■ EXCERPT TO READ ■

Debanjan Nandi

Graduate Student
Computer Science and Engineering
The Ohio State University

Contact: debanjan(dot)com@gmail(dot)com
nandi(dot)20@osu(dot)edu

Research Projects

Predicting Human Trajectories with LSTM using an Adaptive Attention Framework [pdf]

Master's Project, Advisor: Dr. James W. Davis , The Ohio State University
Abstract: An unprecedented growth in efforts towards building autonomous vehicles and social robots over the last couple of years in human-centric environments has redefined the importance of understanding human behavior. In this work, we present an approach which predicts future trajectories of people in a crowd using a data-driven architecture. We use a feed-forward, fully differentiable, and jointly trained recurrent neural network (RNN) mixture model augmented with a novel pedestrian weighting scheme to model trajectories of all humans in the crowd. Our integrated attention module has the flexibility to adapt its neighborhood of influence based on the pedestrian’s behavior, and it learns the attention from the data itself.

Title Block Analysis & Retrieval of Information from Scanned Engineering Drawing Images [pdf]

Master's Thesis, Advisor: Dr. Jayanta Mukhopadhyay, IIT Kharagpur, India
Abstract: In this modern digital age, the increasing use of computer-aided design (CAD) and computer-aided manufacturing (CAM) systems has prompted the move from paper-based documentation towards computerized storage and retrieval systems. Document update and revision is efficiently achieved in this computerised form. However, it still remains a nightmare for enterprises working with digital drawings to reap the complete benefits of digitization of documents, especially those related to search and storage using contexts inside these documents, since what the computer sees is only images.
As part of the thesis, we are trying to propose a novel pre-processing operation towards extraction of relevant text information from the title block of the architectural drawing documents and maybe character recognition. The extracted data will be stored as Meta data for the specific image and will be used for processing. The specific title block extraction will be very useful for reprographics industry where large number of architectural documents are present.

■ SOURCE MATERIAL ■
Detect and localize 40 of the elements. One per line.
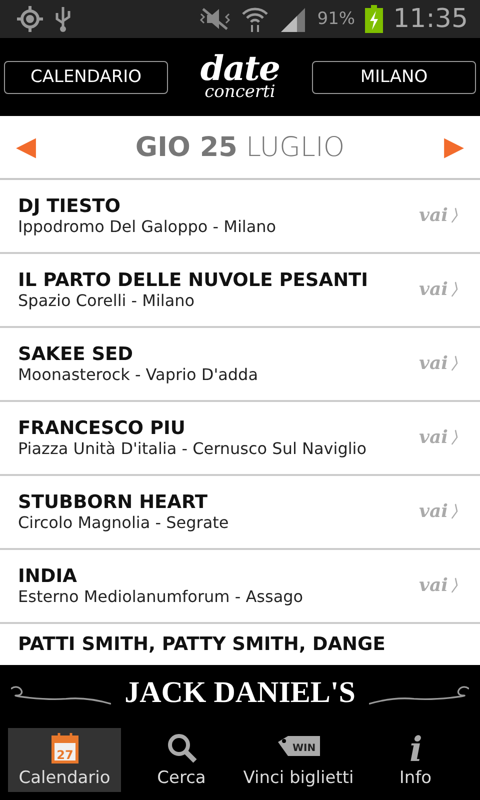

■ WRITTEN REQUEST 1 ■
Using the research page, answer the following:
(a) Who advised the Master's Project on predicting human trajectories?
(b) At which institution was the Master's Thesis on title block analysis carried out?
(c) In what form will the data extracted from the title block be stored?
■ WRITTEN REQUEST 2 ■
Reproduce a passage of the research page word for word, beginning at the words "Predicting Human Trajectories" and stopping after "the data itself.".
■ WRITTEN REQUEST 3 ■
Write the next part of the research page, picking up after its final sentence.

■ REPLY 1 ■
(a) Dr. James W. Davis
(b) IIT Kharagpur, India
(c) As Meta data for the specific image

■ REPLY 2 ■
Predicting Human Trajectories with LSTM using an Adaptive Attention Framework [pdf]

Master's Project, Advisor: Dr. James W. Davis , The Ohio State University
Abstract: An unprecedented growth in efforts towards building autonomous vehicles and social robots over the last couple of years in human-centric environments has redefined the importance of understanding human behavior. In this work, we present an approach which predicts future trajectories of people in a crowd using a data-driven architecture. We use a feed-forward, fully differentiable, and jointly trained recurrent neural network (RNN) mixture model augmented with a novel pedestrian weighting scheme to model trajectories of all humans in the crowd. Our integrated attention module has the flexibility to adapt its neighborhood of influence based on the pedestrian’s behavior, and it learns the attention from the data itself.

■ REPLY 3 ■
A Comparative Analysis of Nitride based Compound Semiconductor Resonant Tunnelling Diode [pdf]

Bachelor's Thesis, Advisor: Dr. Dhrubes Biswas, IIT Kharagpur, India
Abstract: Resonant Tunnelling diodes are commonly formed from heterostructures consisting of layers of GaAs/AlAs, InAs/AlSb, or InAs/GaSb on GaAs or InP substrates, depending upon criteria such as lattice matching. However, III- nitrides such as AlGaN / GaN have gained a lot of interest recently for resonant tunnelling diodes (RTDs). This is primarily because of their wide bandgap, large conduction band offset, and high carrier mobility. It thus helps in creation of larger PVRs and quantum behaviour at much higher temperature than any other III-V systems. Thus such devices can offer higher power, higher frequency room- temperature operations than other members of the III-V family.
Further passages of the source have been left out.